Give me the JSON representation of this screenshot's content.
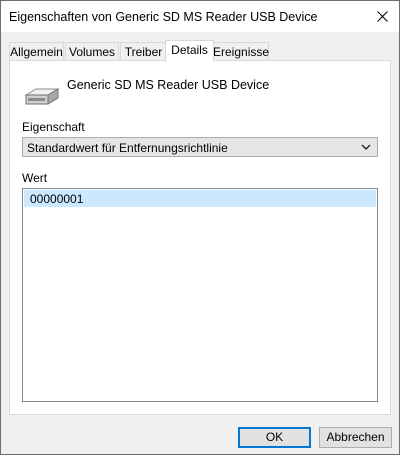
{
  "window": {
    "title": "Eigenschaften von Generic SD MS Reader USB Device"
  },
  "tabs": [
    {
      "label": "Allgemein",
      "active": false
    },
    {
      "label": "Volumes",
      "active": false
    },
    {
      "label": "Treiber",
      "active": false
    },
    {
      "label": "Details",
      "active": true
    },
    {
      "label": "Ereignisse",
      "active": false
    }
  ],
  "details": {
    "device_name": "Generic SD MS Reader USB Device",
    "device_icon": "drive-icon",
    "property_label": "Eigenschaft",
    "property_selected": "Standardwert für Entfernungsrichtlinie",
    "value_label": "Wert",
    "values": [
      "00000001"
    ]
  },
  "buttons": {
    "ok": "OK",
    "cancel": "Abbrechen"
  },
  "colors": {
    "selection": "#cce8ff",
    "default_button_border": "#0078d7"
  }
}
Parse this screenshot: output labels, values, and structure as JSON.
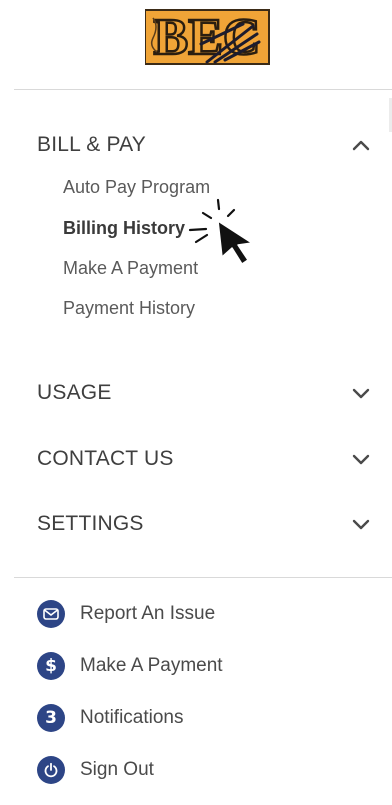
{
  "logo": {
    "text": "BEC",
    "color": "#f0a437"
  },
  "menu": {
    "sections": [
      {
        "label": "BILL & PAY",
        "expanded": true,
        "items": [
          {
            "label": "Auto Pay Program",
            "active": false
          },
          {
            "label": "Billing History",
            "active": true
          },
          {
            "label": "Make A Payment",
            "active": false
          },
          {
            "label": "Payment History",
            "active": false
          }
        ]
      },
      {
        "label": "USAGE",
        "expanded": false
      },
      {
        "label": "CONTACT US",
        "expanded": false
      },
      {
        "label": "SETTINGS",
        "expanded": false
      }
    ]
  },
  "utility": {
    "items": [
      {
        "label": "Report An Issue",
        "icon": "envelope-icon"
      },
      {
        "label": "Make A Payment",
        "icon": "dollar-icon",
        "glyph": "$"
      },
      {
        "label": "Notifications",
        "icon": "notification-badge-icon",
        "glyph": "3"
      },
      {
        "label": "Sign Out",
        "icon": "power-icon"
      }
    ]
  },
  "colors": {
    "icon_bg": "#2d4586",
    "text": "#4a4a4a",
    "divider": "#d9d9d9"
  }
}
★ ★ ★ ★ ★ ★ ★
_What is needed_
All lines above with "Generic" in them should be returned.

_Solution below_
    "title": "Eigenschaften von Generic SD MS Reader USB Device"
    "device_name": "Generic SD MS Reader USB Device",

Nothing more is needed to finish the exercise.